-- Record set --

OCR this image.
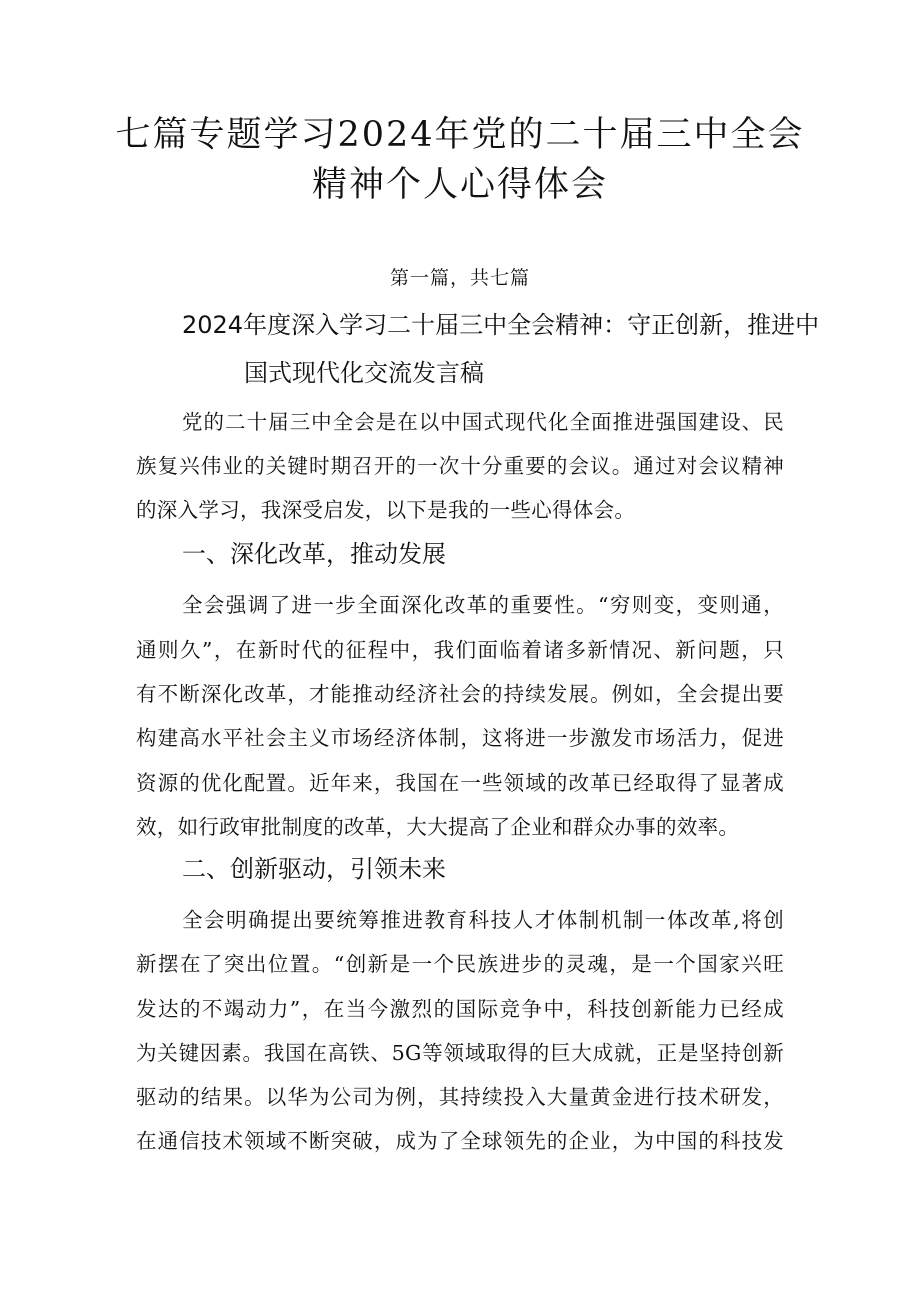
七篇专题学习2024年党的二十届三中全会
精神个人心得体会
第一篇，共七篇
2024年度深入学习二十届三中全会精神：守正创新，推进中
国式现代化交流发言稿
党的二十届三中全会是在以中国式现代化全面推进强国建设、民
族复兴伟业的关键时期召开的一次十分重要的会议。通过对会议精神
的深入学习，我深受启发，以下是我的一些心得体会。
一、深化改革，推动发展
全会强调了进一步全面深化改革的重要性。“穷则变，变则通，
通则久”，在新时代的征程中，我们面临着诸多新情况、新问题，只
有不断深化改革，才能推动经济社会的持续发展。例如，全会提出要
构建高水平社会主义市场经济体制，这将进一步激发市场活力，促进
资源的优化配置。近年来，我国在一些领域的改革已经取得了显著成
效，如行政审批制度的改革，大大提高了企业和群众办事的效率。
二、创新驱动，引领未来
全会明确提出要统筹推进教育科技人才体制机制一体改革,将创
新摆在了突出位置。“创新是一个民族进步的灵魂，是一个国家兴旺
发达的不竭动力”，在当今激烈的国际竞争中，科技创新能力已经成
为关键因素。我国在高铁、5G等领域取得的巨大成就，正是坚持创新
驱动的结果。以华为公司为例，其持续投入大量黄金进行技术研发，
在通信技术领域不断突破，成为了全球领先的企业，为中国的科技发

-- What this task involves --
Repeat each record exactly, with the pictures left out.

-- Result for this exercise --
OCR this image.
七篇专题学习2024年党的二十届三中全会
精神个人心得体会
第一篇，共七篇
2024年度深入学习二十届三中全会精神：守正创新，推进中
国式现代化交流发言稿
党的二十届三中全会是在以中国式现代化全面推进强国建设、民
族复兴伟业的关键时期召开的一次十分重要的会议。通过对会议精神
的深入学习，我深受启发，以下是我的一些心得体会。
一、深化改革，推动发展
全会强调了进一步全面深化改革的重要性。“穷则变，变则通，
通则久”，在新时代的征程中，我们面临着诸多新情况、新问题，只
有不断深化改革，才能推动经济社会的持续发展。例如，全会提出要
构建高水平社会主义市场经济体制，这将进一步激发市场活力，促进
资源的优化配置。近年来，我国在一些领域的改革已经取得了显著成
效，如行政审批制度的改革，大大提高了企业和群众办事的效率。
二、创新驱动，引领未来
全会明确提出要统筹推进教育科技人才体制机制一体改革,将创
新摆在了突出位置。“创新是一个民族进步的灵魂，是一个国家兴旺
发达的不竭动力”，在当今激烈的国际竞争中，科技创新能力已经成
为关键因素。我国在高铁、5G等领域取得的巨大成就，正是坚持创新
驱动的结果。以华为公司为例，其持续投入大量黄金进行技术研发，
在通信技术领域不断突破，成为了全球领先的企业，为中国的科技发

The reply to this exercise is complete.